*Provided records:*
........

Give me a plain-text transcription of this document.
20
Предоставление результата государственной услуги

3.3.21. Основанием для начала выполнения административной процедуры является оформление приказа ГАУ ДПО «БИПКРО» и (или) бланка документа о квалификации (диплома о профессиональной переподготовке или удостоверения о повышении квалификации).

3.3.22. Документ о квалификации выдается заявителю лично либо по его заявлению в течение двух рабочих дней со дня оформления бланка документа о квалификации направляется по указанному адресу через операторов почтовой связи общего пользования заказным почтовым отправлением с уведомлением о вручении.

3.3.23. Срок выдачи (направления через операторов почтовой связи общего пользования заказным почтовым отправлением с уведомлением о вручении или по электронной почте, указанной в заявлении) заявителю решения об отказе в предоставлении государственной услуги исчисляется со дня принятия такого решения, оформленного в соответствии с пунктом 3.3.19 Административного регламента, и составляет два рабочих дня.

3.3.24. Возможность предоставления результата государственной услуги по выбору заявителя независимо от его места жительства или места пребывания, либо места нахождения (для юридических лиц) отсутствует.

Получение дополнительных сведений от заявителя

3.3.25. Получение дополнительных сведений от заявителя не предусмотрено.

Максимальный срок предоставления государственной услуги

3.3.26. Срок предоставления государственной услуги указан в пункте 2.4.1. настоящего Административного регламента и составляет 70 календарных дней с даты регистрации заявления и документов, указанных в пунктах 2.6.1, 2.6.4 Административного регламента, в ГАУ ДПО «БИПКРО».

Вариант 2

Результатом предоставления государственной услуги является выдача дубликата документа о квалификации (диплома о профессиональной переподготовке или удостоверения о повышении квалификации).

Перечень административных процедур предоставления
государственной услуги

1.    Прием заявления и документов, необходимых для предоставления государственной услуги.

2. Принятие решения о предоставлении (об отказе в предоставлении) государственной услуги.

........

*Set task:*
Reproduce the complete data exactly as presented above.

*Task result:*
Give me a plain-text transcription of this document.
20
Предоставление результата государственной услуги

3.3.21. Основанием для начала выполнения административной процедуры является оформление приказа ГАУ ДПО «БИПКРО» и (или) бланка документа о квалификации (диплома о профессиональной переподготовке или удостоверения о повышении квалификации).

3.3.22. Документ о квалификации выдается заявителю лично либо по его заявлению в течение двух рабочих дней со дня оформления бланка документа о квалификации направляется по указанному адресу через операторов почтовой связи общего пользования заказным почтовым отправлением с уведомлением о вручении.

3.3.23. Срок выдачи (направления через операторов почтовой связи общего пользования заказным почтовым отправлением с уведомлением о вручении или по электронной почте, указанной в заявлении) заявителю решения об отказе в предоставлении государственной услуги исчисляется со дня принятия такого решения, оформленного в соответствии с пунктом 3.3.19 Административного регламента, и составляет два рабочих дня.

3.3.24. Возможность предоставления результата государственной услуги по выбору заявителя независимо от его места жительства или места пребывания, либо места нахождения (для юридических лиц) отсутствует.

Получение дополнительных сведений от заявителя

3.3.25. Получение дополнительных сведений от заявителя не предусмотрено.

Максимальный срок предоставления государственной услуги

3.3.26. Срок предоставления государственной услуги указан в пункте 2.4.1. настоящего Административного регламента и составляет 70 календарных дней с даты регистрации заявления и документов, указанных в пунктах 2.6.1, 2.6.4 Административного регламента, в ГАУ ДПО «БИПКРО».

Вариант 2

Результатом предоставления государственной услуги является выдача дубликата документа о квалификации (диплома о профессиональной переподготовке или удостоверения о повышении квалификации).

Перечень административных процедур предоставления
государственной услуги

1.    Прием заявления и документов, необходимых для предоставления государственной услуги.

2. Принятие решения о предоставлении (об отказе в предоставлении) государственной услуги.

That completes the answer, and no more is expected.